**GIVEN INSTRUCTION:**
Transcribe each record below word for word.

(Stored records)
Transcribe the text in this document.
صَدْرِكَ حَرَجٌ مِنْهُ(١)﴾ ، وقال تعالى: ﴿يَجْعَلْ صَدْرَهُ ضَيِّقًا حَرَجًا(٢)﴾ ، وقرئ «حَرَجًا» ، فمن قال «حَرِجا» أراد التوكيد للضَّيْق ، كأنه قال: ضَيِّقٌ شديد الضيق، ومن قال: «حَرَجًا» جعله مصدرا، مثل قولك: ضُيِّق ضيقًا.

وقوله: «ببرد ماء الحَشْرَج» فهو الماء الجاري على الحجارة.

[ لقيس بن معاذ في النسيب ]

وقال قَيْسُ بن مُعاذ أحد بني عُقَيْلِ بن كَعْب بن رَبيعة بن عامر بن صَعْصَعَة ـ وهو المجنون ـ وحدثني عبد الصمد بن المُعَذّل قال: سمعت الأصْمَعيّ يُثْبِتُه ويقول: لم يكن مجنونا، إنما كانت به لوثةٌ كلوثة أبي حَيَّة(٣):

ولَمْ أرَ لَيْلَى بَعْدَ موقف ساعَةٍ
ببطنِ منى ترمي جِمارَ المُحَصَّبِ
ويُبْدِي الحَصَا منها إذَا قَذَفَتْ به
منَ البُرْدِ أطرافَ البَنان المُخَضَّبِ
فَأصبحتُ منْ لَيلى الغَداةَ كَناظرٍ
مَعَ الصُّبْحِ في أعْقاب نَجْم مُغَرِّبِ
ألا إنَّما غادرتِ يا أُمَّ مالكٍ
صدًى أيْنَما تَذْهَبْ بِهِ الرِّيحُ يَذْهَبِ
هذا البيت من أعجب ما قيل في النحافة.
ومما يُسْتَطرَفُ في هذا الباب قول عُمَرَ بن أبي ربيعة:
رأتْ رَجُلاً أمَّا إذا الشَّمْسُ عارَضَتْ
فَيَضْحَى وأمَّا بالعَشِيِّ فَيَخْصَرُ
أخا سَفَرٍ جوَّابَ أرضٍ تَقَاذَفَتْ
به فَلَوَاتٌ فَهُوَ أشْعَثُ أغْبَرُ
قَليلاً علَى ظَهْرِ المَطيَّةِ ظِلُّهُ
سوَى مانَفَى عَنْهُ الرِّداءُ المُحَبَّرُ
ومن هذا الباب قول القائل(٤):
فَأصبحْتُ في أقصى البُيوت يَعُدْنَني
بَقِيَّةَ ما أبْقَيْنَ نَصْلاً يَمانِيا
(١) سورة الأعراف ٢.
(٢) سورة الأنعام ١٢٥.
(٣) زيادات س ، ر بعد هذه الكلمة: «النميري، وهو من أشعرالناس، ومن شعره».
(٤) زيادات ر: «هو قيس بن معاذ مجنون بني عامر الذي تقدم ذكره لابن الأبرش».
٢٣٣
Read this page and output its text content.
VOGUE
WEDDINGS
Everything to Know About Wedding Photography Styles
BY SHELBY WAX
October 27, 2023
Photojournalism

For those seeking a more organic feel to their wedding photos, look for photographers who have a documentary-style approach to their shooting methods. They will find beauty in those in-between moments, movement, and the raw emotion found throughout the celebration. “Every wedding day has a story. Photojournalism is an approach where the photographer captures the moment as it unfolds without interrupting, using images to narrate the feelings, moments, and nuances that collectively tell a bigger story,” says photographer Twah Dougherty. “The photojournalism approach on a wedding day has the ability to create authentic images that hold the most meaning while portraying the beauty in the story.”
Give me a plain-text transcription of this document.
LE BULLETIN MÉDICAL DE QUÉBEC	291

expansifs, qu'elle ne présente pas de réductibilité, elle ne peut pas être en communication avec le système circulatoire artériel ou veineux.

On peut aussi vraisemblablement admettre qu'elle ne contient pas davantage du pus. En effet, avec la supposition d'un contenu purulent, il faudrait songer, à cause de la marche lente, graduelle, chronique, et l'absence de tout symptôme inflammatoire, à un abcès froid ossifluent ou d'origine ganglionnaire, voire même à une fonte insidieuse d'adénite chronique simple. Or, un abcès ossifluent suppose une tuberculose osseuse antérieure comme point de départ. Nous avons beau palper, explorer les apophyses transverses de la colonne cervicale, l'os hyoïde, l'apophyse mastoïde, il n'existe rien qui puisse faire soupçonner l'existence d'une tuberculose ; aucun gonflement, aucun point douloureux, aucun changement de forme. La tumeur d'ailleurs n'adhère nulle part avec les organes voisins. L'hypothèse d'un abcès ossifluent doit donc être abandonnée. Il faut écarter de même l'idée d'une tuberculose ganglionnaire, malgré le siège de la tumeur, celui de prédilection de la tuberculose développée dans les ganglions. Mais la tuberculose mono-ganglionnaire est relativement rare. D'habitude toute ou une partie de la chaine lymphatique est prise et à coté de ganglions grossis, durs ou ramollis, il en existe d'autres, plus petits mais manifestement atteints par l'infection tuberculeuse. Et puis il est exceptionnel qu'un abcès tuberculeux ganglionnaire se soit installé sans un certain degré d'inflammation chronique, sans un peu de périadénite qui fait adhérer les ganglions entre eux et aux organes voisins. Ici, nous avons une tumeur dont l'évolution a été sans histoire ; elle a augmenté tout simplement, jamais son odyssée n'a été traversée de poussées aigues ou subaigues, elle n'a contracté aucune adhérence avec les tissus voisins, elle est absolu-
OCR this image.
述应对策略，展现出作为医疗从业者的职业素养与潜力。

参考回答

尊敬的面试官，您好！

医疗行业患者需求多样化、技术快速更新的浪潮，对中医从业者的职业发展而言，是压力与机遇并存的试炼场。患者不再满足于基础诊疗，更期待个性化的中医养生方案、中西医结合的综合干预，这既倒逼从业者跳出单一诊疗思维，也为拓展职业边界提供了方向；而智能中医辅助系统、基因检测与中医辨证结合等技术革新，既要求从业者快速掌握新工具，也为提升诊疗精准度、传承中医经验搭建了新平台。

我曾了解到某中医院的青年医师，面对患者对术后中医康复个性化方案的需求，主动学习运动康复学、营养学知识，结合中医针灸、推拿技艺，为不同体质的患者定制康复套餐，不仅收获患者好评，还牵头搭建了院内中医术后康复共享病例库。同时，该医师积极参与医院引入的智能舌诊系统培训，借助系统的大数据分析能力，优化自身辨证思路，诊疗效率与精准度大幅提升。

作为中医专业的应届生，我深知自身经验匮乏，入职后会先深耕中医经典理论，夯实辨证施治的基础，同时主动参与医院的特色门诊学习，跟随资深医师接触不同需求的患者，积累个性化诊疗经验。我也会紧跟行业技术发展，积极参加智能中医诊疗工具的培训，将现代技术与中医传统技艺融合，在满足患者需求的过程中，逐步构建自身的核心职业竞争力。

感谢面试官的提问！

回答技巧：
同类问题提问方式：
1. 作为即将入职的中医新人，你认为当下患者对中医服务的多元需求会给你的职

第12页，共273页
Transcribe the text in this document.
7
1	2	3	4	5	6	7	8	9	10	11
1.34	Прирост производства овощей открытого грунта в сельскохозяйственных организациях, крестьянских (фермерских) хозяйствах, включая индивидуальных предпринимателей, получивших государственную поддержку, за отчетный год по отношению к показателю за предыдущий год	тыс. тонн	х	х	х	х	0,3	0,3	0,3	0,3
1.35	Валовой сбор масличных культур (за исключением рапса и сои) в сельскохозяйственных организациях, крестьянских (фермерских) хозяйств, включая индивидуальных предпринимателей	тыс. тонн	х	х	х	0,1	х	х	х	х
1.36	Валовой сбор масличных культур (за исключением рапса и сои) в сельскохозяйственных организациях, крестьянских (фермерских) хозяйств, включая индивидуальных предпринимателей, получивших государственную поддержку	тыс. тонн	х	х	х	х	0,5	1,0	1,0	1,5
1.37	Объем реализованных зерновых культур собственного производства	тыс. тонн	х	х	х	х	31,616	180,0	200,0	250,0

**SOLUTION FOR THIS TASK:**
Transcribe the text in this document.
صَدْرِكَ حَرَجٌ مِنْهُ(١)﴾ ، وقال تعالى: ﴿يَجْعَلْ صَدْرَهُ ضَيِّقًا حَرَجًا(٢)﴾ ، وقرئ «حَرَجًا» ، فمن قال «حَرِجا» أراد التوكيد للضَّيْق ، كأنه قال: ضَيِّقٌ شديد الضيق، ومن قال: «حَرَجًا» جعله مصدرا، مثل قولك: ضُيِّق ضيقًا.

وقوله: «ببرد ماء الحَشْرَج» فهو الماء الجاري على الحجارة.

[ لقيس بن معاذ في النسيب ]

وقال قَيْسُ بن مُعاذ أحد بني عُقَيْلِ بن كَعْب بن رَبيعة بن عامر بن صَعْصَعَة ـ وهو المجنون ـ وحدثني عبد الصمد بن المُعَذّل قال: سمعت الأصْمَعيّ يُثْبِتُه ويقول: لم يكن مجنونا، إنما كانت به لوثةٌ كلوثة أبي حَيَّة(٣):

ولَمْ أرَ لَيْلَى بَعْدَ موقف ساعَةٍ
ببطنِ منى ترمي جِمارَ المُحَصَّبِ
ويُبْدِي الحَصَا منها إذَا قَذَفَتْ به
منَ البُرْدِ أطرافَ البَنان المُخَضَّبِ
فَأصبحتُ منْ لَيلى الغَداةَ كَناظرٍ
مَعَ الصُّبْحِ في أعْقاب نَجْم مُغَرِّبِ
ألا إنَّما غادرتِ يا أُمَّ مالكٍ
صدًى أيْنَما تَذْهَبْ بِهِ الرِّيحُ يَذْهَبِ
هذا البيت من أعجب ما قيل في النحافة.
ومما يُسْتَطرَفُ في هذا الباب قول عُمَرَ بن أبي ربيعة:
رأتْ رَجُلاً أمَّا إذا الشَّمْسُ عارَضَتْ
فَيَضْحَى وأمَّا بالعَشِيِّ فَيَخْصَرُ
أخا سَفَرٍ جوَّابَ أرضٍ تَقَاذَفَتْ
به فَلَوَاتٌ فَهُوَ أشْعَثُ أغْبَرُ
قَليلاً علَى ظَهْرِ المَطيَّةِ ظِلُّهُ
سوَى مانَفَى عَنْهُ الرِّداءُ المُحَبَّرُ
ومن هذا الباب قول القائل(٤):
فَأصبحْتُ في أقصى البُيوت يَعُدْنَني
بَقِيَّةَ ما أبْقَيْنَ نَصْلاً يَمانِيا
(١) سورة الأعراف ٢.
(٢) سورة الأنعام ١٢٥.
(٣) زيادات س ، ر بعد هذه الكلمة: «النميري، وهو من أشعرالناس، ومن شعره».
(٤) زيادات ر: «هو قيس بن معاذ مجنون بني عامر الذي تقدم ذكره لابن الأبرش».
٢٣٣
Read this page and output its text content.
VOGUE
WEDDINGS
Everything to Know About Wedding Photography Styles
BY SHELBY WAX
October 27, 2023
Photojournalism

For those seeking a more organic feel to their wedding photos, look for photographers who have a documentary-style approach to their shooting methods. They will find beauty in those in-between moments, movement, and the raw emotion found throughout the celebration. “Every wedding day has a story. Photojournalism is an approach where the photographer captures the moment as it unfolds without interrupting, using images to narrate the feelings, moments, and nuances that collectively tell a bigger story,” says photographer Twah Dougherty. “The photojournalism approach on a wedding day has the ability to create authentic images that hold the most meaning while portraying the beauty in the story.”
Give me a plain-text transcription of this document.
LE BULLETIN MÉDICAL DE QUÉBEC	291

expansifs, qu'elle ne présente pas de réductibilité, elle ne peut pas être en communication avec le système circulatoire artériel ou veineux.

On peut aussi vraisemblablement admettre qu'elle ne contient pas davantage du pus. En effet, avec la supposition d'un contenu purulent, il faudrait songer, à cause de la marche lente, graduelle, chronique, et l'absence de tout symptôme inflammatoire, à un abcès froid ossifluent ou d'origine ganglionnaire, voire même à une fonte insidieuse d'adénite chronique simple. Or, un abcès ossifluent suppose une tuberculose osseuse antérieure comme point de départ. Nous avons beau palper, explorer les apophyses transverses de la colonne cervicale, l'os hyoïde, l'apophyse mastoïde, il n'existe rien qui puisse faire soupçonner l'existence d'une tuberculose ; aucun gonflement, aucun point douloureux, aucun changement de forme. La tumeur d'ailleurs n'adhère nulle part avec les organes voisins. L'hypothèse d'un abcès ossifluent doit donc être abandonnée. Il faut écarter de même l'idée d'une tuberculose ganglionnaire, malgré le siège de la tumeur, celui de prédilection de la tuberculose développée dans les ganglions. Mais la tuberculose mono-ganglionnaire est relativement rare. D'habitude toute ou une partie de la chaine lymphatique est prise et à coté de ganglions grossis, durs ou ramollis, il en existe d'autres, plus petits mais manifestement atteints par l'infection tuberculeuse. Et puis il est exceptionnel qu'un abcès tuberculeux ganglionnaire se soit installé sans un certain degré d'inflammation chronique, sans un peu de périadénite qui fait adhérer les ganglions entre eux et aux organes voisins. Ici, nous avons une tumeur dont l'évolution a été sans histoire ; elle a augmenté tout simplement, jamais son odyssée n'a été traversée de poussées aigues ou subaigues, elle n'a contracté aucune adhérence avec les tissus voisins, elle est absolu-
OCR this image.
述应对策略，展现出作为医疗从业者的职业素养与潜力。

参考回答

尊敬的面试官，您好！

医疗行业患者需求多样化、技术快速更新的浪潮，对中医从业者的职业发展而言，是压力与机遇并存的试炼场。患者不再满足于基础诊疗，更期待个性化的中医养生方案、中西医结合的综合干预，这既倒逼从业者跳出单一诊疗思维，也为拓展职业边界提供了方向；而智能中医辅助系统、基因检测与中医辨证结合等技术革新，既要求从业者快速掌握新工具，也为提升诊疗精准度、传承中医经验搭建了新平台。

我曾了解到某中医院的青年医师，面对患者对术后中医康复个性化方案的需求，主动学习运动康复学、营养学知识，结合中医针灸、推拿技艺，为不同体质的患者定制康复套餐，不仅收获患者好评，还牵头搭建了院内中医术后康复共享病例库。同时，该医师积极参与医院引入的智能舌诊系统培训，借助系统的大数据分析能力，优化自身辨证思路，诊疗效率与精准度大幅提升。

作为中医专业的应届生，我深知自身经验匮乏，入职后会先深耕中医经典理论，夯实辨证施治的基础，同时主动参与医院的特色门诊学习，跟随资深医师接触不同需求的患者，积累个性化诊疗经验。我也会紧跟行业技术发展，积极参加智能中医诊疗工具的培训，将现代技术与中医传统技艺融合，在满足患者需求的过程中，逐步构建自身的核心职业竞争力。

感谢面试官的提问！

回答技巧：
同类问题提问方式：
1. 作为即将入职的中医新人，你认为当下患者对中医服务的多元需求会给你的职

第12页，共273页
Transcribe the text in this document.
7
1	2	3	4	5	6	7	8	9	10	11
1.34	Прирост производства овощей открытого грунта в сельскохозяйственных организациях, крестьянских (фермерских) хозяйствах, включая индивидуальных предпринимателей, получивших государственную поддержку, за отчетный год по отношению к показателю за предыдущий год	тыс. тонн	х	х	х	х	0,3	0,3	0,3	0,3
1.35	Валовой сбор масличных культур (за исключением рапса и сои) в сельскохозяйственных организациях, крестьянских (фермерских) хозяйств, включая индивидуальных предпринимателей	тыс. тонн	х	х	х	0,1	х	х	х	х
1.36	Валовой сбор масличных культур (за исключением рапса и сои) в сельскохозяйственных организациях, крестьянских (фермерских) хозяйств, включая индивидуальных предпринимателей, получивших государственную поддержку	тыс. тонн	х	х	х	х	0,5	1,0	1,0	1,5
1.37	Объем реализованных зерновых культур собственного производства	тыс. тонн	х	х	х	х	31,616	180,0	200,0	250,0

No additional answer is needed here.